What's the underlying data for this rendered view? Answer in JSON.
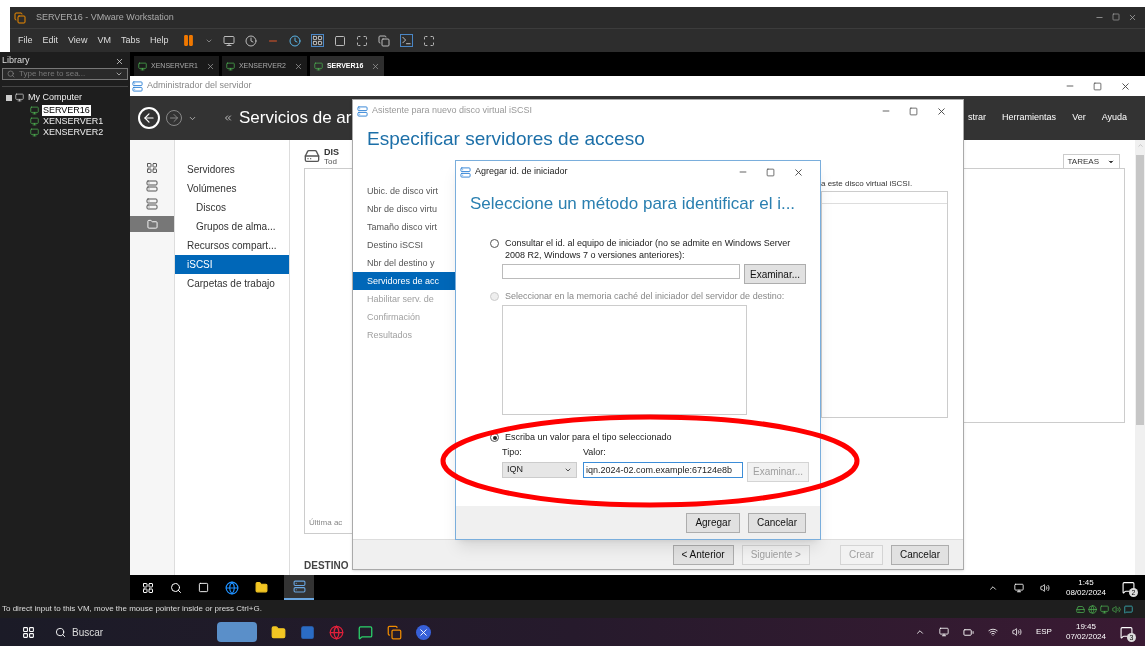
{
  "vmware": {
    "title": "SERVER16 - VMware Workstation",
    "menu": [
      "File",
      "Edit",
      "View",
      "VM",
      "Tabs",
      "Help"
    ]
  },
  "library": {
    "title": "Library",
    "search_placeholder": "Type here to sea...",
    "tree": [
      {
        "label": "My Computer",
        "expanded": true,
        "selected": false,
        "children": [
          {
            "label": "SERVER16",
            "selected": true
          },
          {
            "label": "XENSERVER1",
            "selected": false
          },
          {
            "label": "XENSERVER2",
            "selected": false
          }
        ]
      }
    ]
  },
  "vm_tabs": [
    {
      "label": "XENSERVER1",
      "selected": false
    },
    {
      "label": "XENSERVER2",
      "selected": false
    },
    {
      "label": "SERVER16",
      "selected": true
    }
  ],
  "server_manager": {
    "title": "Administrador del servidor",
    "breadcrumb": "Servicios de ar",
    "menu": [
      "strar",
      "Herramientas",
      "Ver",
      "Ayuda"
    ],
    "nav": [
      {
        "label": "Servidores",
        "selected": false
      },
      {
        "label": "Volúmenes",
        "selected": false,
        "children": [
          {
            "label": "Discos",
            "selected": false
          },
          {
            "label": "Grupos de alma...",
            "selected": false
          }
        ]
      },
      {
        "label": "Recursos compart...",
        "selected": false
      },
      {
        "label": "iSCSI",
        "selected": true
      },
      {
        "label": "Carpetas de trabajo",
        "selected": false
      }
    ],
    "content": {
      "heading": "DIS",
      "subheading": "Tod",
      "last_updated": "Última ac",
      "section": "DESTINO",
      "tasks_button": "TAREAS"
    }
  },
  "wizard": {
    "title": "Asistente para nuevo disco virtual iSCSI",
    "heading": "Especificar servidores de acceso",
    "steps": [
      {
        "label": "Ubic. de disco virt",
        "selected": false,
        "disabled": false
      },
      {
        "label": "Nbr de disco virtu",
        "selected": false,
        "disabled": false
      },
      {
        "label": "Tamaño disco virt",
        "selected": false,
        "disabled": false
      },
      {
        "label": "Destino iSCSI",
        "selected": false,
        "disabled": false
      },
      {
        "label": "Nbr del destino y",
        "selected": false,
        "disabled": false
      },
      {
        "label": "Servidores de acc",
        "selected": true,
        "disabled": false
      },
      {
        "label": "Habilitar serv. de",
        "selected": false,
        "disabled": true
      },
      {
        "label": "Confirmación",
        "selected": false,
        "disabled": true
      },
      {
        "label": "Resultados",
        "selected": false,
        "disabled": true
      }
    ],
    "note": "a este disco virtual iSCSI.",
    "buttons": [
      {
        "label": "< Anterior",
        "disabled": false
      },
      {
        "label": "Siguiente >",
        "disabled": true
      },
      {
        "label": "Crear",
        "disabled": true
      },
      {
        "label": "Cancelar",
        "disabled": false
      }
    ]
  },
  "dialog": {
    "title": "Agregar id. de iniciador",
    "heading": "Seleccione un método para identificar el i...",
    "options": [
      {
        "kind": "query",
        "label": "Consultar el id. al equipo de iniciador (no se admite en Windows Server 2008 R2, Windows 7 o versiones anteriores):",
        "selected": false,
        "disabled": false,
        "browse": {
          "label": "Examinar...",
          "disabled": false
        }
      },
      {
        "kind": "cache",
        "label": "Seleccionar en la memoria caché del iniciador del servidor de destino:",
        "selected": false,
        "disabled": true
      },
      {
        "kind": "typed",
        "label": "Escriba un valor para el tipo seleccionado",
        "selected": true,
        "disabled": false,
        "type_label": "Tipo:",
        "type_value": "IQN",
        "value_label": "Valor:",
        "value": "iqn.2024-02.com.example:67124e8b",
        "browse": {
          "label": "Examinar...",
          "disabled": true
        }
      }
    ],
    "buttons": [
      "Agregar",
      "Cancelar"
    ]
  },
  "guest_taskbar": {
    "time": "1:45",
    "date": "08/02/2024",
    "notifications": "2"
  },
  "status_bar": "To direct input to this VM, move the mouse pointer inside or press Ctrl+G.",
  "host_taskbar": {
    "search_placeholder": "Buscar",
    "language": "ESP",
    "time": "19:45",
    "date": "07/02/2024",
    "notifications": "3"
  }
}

·····

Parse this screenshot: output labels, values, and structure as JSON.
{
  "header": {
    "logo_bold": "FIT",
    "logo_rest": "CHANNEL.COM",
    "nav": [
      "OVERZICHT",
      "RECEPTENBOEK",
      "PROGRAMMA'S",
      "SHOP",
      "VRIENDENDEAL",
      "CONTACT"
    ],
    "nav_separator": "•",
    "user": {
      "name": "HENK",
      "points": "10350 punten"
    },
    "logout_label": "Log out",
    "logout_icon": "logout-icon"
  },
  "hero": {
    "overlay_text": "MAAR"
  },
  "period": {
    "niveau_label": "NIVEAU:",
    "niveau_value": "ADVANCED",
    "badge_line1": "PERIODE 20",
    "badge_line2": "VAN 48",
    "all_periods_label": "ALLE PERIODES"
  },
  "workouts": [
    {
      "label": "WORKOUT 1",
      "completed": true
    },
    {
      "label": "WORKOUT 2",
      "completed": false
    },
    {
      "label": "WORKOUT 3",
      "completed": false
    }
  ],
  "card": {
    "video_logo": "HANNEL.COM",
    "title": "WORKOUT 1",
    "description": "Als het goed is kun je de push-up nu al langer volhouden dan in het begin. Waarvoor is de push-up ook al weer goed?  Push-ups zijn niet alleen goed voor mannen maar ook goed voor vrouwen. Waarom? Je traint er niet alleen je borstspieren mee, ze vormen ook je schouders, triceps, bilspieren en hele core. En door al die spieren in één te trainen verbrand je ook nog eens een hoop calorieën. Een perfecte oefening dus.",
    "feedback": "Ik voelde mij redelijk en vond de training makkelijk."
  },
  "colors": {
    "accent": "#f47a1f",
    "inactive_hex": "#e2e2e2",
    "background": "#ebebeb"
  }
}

·····

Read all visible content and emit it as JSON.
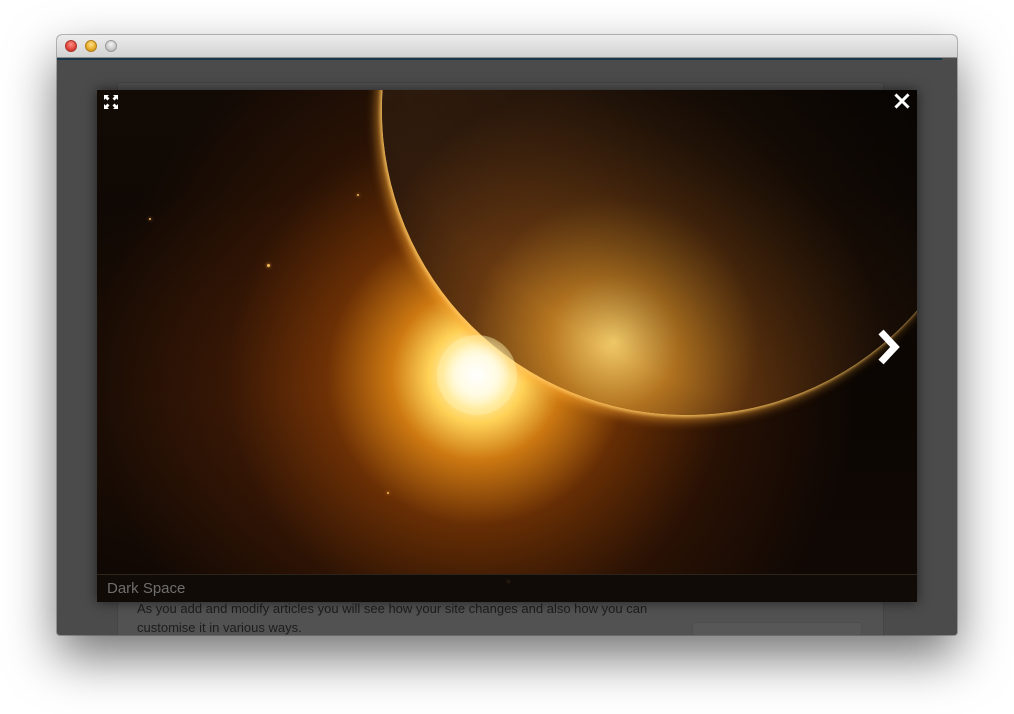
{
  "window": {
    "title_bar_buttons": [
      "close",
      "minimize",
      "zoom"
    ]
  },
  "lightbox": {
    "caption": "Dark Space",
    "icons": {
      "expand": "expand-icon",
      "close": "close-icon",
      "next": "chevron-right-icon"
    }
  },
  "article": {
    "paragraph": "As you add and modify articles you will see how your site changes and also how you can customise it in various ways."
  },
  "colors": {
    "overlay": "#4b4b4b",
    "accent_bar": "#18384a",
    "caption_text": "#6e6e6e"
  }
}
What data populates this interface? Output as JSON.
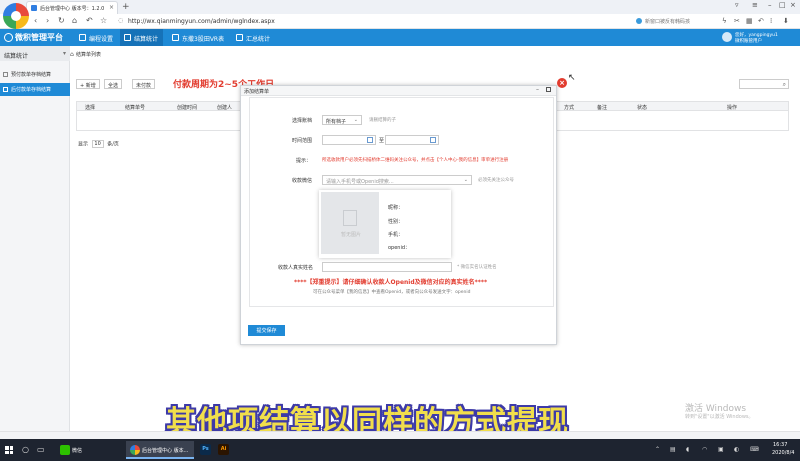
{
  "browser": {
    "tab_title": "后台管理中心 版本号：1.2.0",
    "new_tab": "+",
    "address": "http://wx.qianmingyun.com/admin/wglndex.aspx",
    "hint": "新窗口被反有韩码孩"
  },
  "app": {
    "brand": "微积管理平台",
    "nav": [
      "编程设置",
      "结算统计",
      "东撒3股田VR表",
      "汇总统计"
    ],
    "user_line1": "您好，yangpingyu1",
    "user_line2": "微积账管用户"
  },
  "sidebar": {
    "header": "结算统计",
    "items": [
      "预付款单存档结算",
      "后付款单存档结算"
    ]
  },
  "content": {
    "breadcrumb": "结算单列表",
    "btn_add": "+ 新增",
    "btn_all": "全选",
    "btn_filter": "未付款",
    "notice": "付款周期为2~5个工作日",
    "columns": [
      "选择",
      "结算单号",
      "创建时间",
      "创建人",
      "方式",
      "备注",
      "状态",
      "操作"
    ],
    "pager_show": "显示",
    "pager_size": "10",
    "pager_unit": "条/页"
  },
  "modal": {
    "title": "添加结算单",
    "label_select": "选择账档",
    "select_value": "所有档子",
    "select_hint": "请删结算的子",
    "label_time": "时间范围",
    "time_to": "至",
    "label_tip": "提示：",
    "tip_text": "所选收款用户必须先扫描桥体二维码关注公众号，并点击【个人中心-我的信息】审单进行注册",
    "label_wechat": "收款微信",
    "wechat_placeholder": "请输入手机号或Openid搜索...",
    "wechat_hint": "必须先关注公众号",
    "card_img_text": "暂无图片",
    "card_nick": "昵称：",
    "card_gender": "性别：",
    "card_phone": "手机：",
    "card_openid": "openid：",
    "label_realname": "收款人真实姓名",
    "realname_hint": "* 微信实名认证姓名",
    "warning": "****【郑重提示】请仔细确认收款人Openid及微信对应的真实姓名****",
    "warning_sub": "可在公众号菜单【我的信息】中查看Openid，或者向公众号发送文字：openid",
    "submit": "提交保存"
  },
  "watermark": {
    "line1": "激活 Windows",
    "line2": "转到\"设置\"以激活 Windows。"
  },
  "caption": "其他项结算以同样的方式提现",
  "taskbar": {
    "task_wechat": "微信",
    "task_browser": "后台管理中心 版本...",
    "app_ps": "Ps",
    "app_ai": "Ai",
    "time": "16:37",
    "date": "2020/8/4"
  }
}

·····

### Your instructions
Extract each line holding the word "iniciador" from the records.

### Result
    "title": "Agregar id. de iniciador",
        "label": "Consultar el id. al equipo de iniciador (no se admite en Windows Server 2008 R2, Windows 7 o versiones anteriores):",
        "label": "Seleccionar en la memoria caché del iniciador del servidor de destino:",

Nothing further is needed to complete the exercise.